Data records:
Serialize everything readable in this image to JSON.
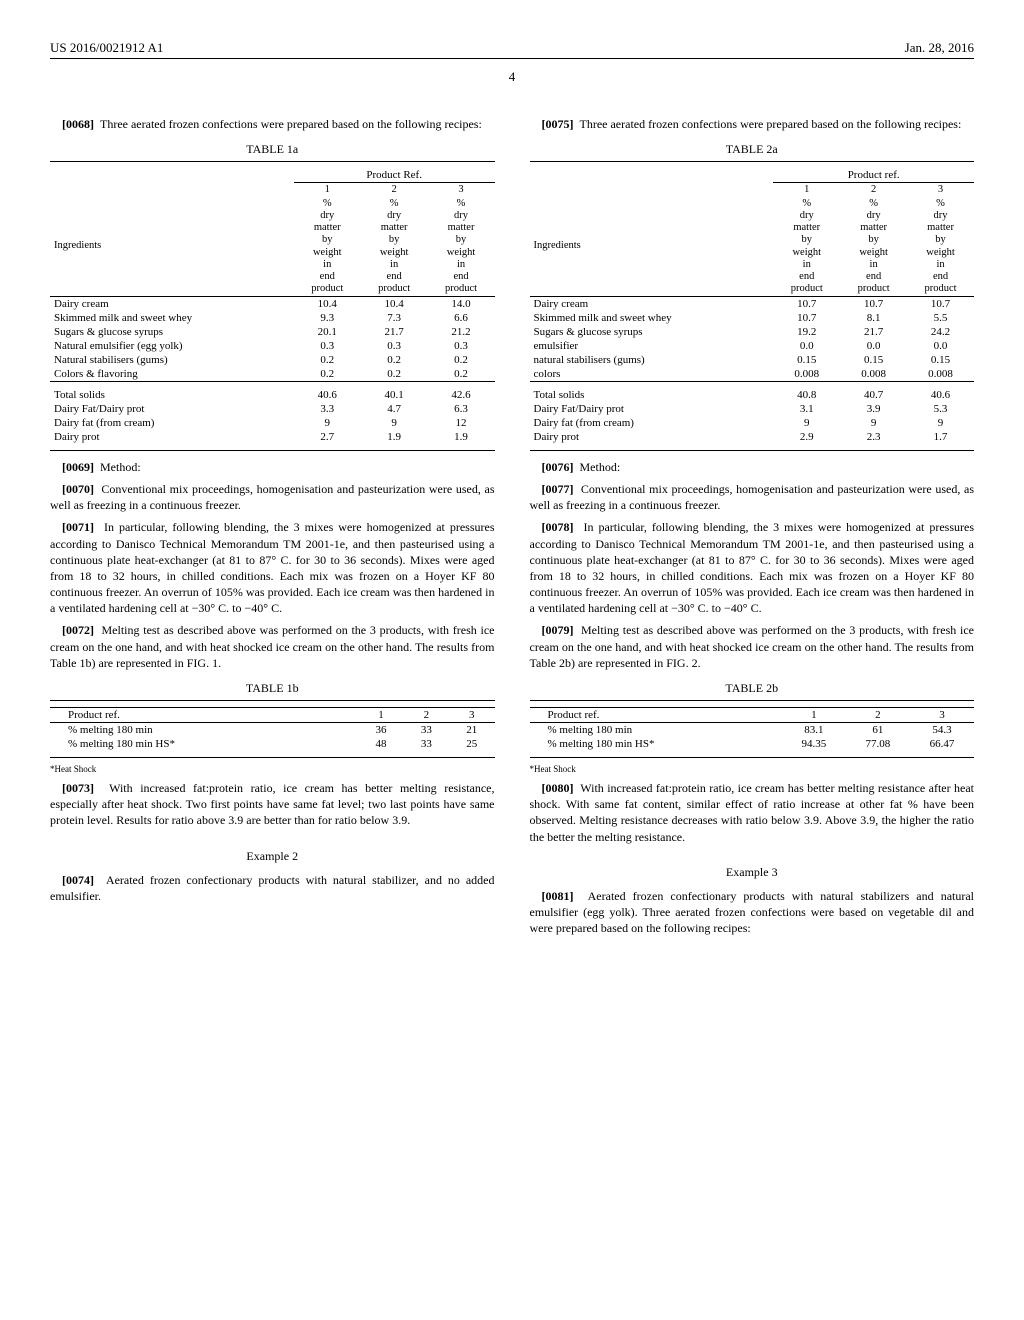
{
  "header": {
    "pub_no": "US 2016/0021912 A1",
    "date": "Jan. 28, 2016"
  },
  "page_number": "4",
  "left": {
    "p0068": "Three aerated frozen confections were prepared based on the following recipes:",
    "p0068_num": "[0068]",
    "table1a_title": "TABLE 1a",
    "table1a": {
      "group_header": "Product Ref.",
      "col_labels": [
        "1",
        "2",
        "3"
      ],
      "sub_labels": [
        "% dry matter by weight in end product",
        "% dry matter by weight in end product",
        "% dry matter by weight in end product"
      ],
      "ingredients_label": "Ingredients",
      "rows": [
        {
          "name": "Dairy cream",
          "v": [
            "10.4",
            "10.4",
            "14.0"
          ]
        },
        {
          "name": "Skimmed milk and sweet whey",
          "v": [
            "9.3",
            "7.3",
            "6.6"
          ]
        },
        {
          "name": "Sugars & glucose syrups",
          "v": [
            "20.1",
            "21.7",
            "21.2"
          ]
        },
        {
          "name": "Natural emulsifier (egg yolk)",
          "v": [
            "0.3",
            "0.3",
            "0.3"
          ]
        },
        {
          "name": "Natural stabilisers (gums)",
          "v": [
            "0.2",
            "0.2",
            "0.2"
          ]
        },
        {
          "name": "Colors & flavoring",
          "v": [
            "0.2",
            "0.2",
            "0.2"
          ]
        }
      ],
      "summary": [
        {
          "name": "Total solids",
          "v": [
            "40.6",
            "40.1",
            "42.6"
          ]
        },
        {
          "name": "Dairy Fat/Dairy prot",
          "v": [
            "3.3",
            "4.7",
            "6.3"
          ]
        },
        {
          "name": "Dairy fat (from cream)",
          "v": [
            "9",
            "9",
            "12"
          ]
        },
        {
          "name": "Dairy prot",
          "v": [
            "2.7",
            "1.9",
            "1.9"
          ]
        }
      ]
    },
    "p0069_num": "[0069]",
    "p0069": "Method:",
    "p0070_num": "[0070]",
    "p0070": "Conventional mix proceedings, homogenisation and pasteurization were used, as well as freezing in a continuous freezer.",
    "p0071_num": "[0071]",
    "p0071": "In particular, following blending, the 3 mixes were homogenized at pressures according to Danisco Technical Memorandum TM 2001-1e, and then pasteurised using a continuous plate heat-exchanger (at 81 to 87° C. for 30 to 36 seconds). Mixes were aged from 18 to 32 hours, in chilled conditions. Each mix was frozen on a Hoyer KF 80 continuous freezer. An overrun of 105% was provided. Each ice cream was then hardened in a ventilated hardening cell at −30° C. to −40° C.",
    "p0072_num": "[0072]",
    "p0072": "Melting test as described above was performed on the 3 products, with fresh ice cream on the one hand, and with heat shocked ice cream on the other hand. The results from Table 1b) are represented in FIG. 1.",
    "table1b_title": "TABLE 1b",
    "table1b": {
      "header": "Product ref.",
      "cols": [
        "1",
        "2",
        "3"
      ],
      "rows": [
        {
          "name": "% melting 180 min",
          "v": [
            "36",
            "33",
            "21"
          ]
        },
        {
          "name": "% melting 180 min HS*",
          "v": [
            "48",
            "33",
            "25"
          ]
        }
      ]
    },
    "hs_note": "*Heat Shock",
    "p0073_num": "[0073]",
    "p0073": "With increased fat:protein ratio, ice cream has better melting resistance, especially after heat shock. Two first points have same fat level; two last points have same protein level. Results for ratio above 3.9 are better than for ratio below 3.9.",
    "ex2": "Example 2",
    "p0074_num": "[0074]",
    "p0074": "Aerated frozen confectionary products with natural stabilizer, and no added emulsifier."
  },
  "right": {
    "p0075_num": "[0075]",
    "p0075": "Three aerated frozen confections were prepared based on the following recipes:",
    "table2a_title": "TABLE 2a",
    "table2a": {
      "group_header": "Product ref.",
      "col_labels": [
        "1",
        "2",
        "3"
      ],
      "sub_labels": [
        "% dry matter by weight in end product",
        "% dry matter by weight in end product",
        "% dry matter by weight in end product"
      ],
      "ingredients_label": "Ingredients",
      "rows": [
        {
          "name": "Dairy cream",
          "v": [
            "10.7",
            "10.7",
            "10.7"
          ]
        },
        {
          "name": "Skimmed milk and sweet whey",
          "v": [
            "10.7",
            "8.1",
            "5.5"
          ]
        },
        {
          "name": "Sugars & glucose syrups",
          "v": [
            "19.2",
            "21.7",
            "24.2"
          ]
        },
        {
          "name": "emulsifier",
          "v": [
            "0.0",
            "0.0",
            "0.0"
          ]
        },
        {
          "name": "natural stabilisers (gums)",
          "v": [
            "0.15",
            "0.15",
            "0.15"
          ]
        },
        {
          "name": "colors",
          "v": [
            "0.008",
            "0.008",
            "0.008"
          ]
        }
      ],
      "summary": [
        {
          "name": "Total solids",
          "v": [
            "40.8",
            "40.7",
            "40.6"
          ]
        },
        {
          "name": "Dairy Fat/Dairy prot",
          "v": [
            "3.1",
            "3.9",
            "5.3"
          ]
        },
        {
          "name": "Dairy fat (from cream)",
          "v": [
            "9",
            "9",
            "9"
          ]
        },
        {
          "name": "Dairy prot",
          "v": [
            "2.9",
            "2.3",
            "1.7"
          ]
        }
      ]
    },
    "p0076_num": "[0076]",
    "p0076": "Method:",
    "p0077_num": "[0077]",
    "p0077": "Conventional mix proceedings, homogenisation and pasteurization were used, as well as freezing in a continuous freezer.",
    "p0078_num": "[0078]",
    "p0078": "In particular, following blending, the 3 mixes were homogenized at pressures according to Danisco Technical Memorandum TM 2001-1e, and then pasteurised using a continuous plate heat-exchanger (at 81 to 87° C. for 30 to 36 seconds). Mixes were aged from 18 to 32 hours, in chilled conditions. Each mix was frozen on a Hoyer KF 80 continuous freezer. An overrun of 105% was provided. Each ice cream was then hardened in a ventilated hardening cell at −30° C. to −40° C.",
    "p0079_num": "[0079]",
    "p0079": "Melting test as described above was performed on the 3 products, with fresh ice cream on the one hand, and with heat shocked ice cream on the other hand. The results from Table 2b) are represented in FIG. 2.",
    "table2b_title": "TABLE 2b",
    "table2b": {
      "header": "Product ref.",
      "cols": [
        "1",
        "2",
        "3"
      ],
      "rows": [
        {
          "name": "% melting 180 min",
          "v": [
            "83.1",
            "61",
            "54.3"
          ]
        },
        {
          "name": "% melting 180 min HS*",
          "v": [
            "94.35",
            "77.08",
            "66.47"
          ]
        }
      ]
    },
    "hs_note": "*Heat Shock",
    "p0080_num": "[0080]",
    "p0080": "With increased fat:protein ratio, ice cream has better melting resistance after heat shock. With same fat content, similar effect of ratio increase at other fat % have been observed. Melting resistance decreases with ratio below 3.9. Above 3.9, the higher the ratio the better the melting resistance.",
    "ex3": "Example 3",
    "p0081_num": "[0081]",
    "p0081": "Aerated frozen confectionary products with natural stabilizers and natural emulsifier (egg yolk). Three aerated frozen confections were based on vegetable dil and were prepared based on the following recipes:"
  }
}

What to work on:
Show the lines of the records that include the string "exchanger".

Exercise solution:
    "p0071": "In particular, following blending, the 3 mixes were homogenized at pressures according to Danisco Technical Memorandum TM 2001-1e, and then pasteurised using a continuous plate heat-exchanger (at 81 to 87° C. for 30 to 36 seconds). Mixes were aged from 18 to 32 hours, in chilled conditions. Each mix was frozen on a Hoyer KF 80 continuous freezer. An overrun of 105% was provided. Each ice cream was then hardened in a ventilated hardening cell at −30° C. to −40° C.",
    "p0078": "In particular, following blending, the 3 mixes were homogenized at pressures according to Danisco Technical Memorandum TM 2001-1e, and then pasteurised using a continuous plate heat-exchanger (at 81 to 87° C. for 30 to 36 seconds). Mixes were aged from 18 to 32 hours, in chilled conditions. Each mix was frozen on a Hoyer KF 80 continuous freezer. An overrun of 105% was provided. Each ice cream was then hardened in a ventilated hardening cell at −30° C. to −40° C.",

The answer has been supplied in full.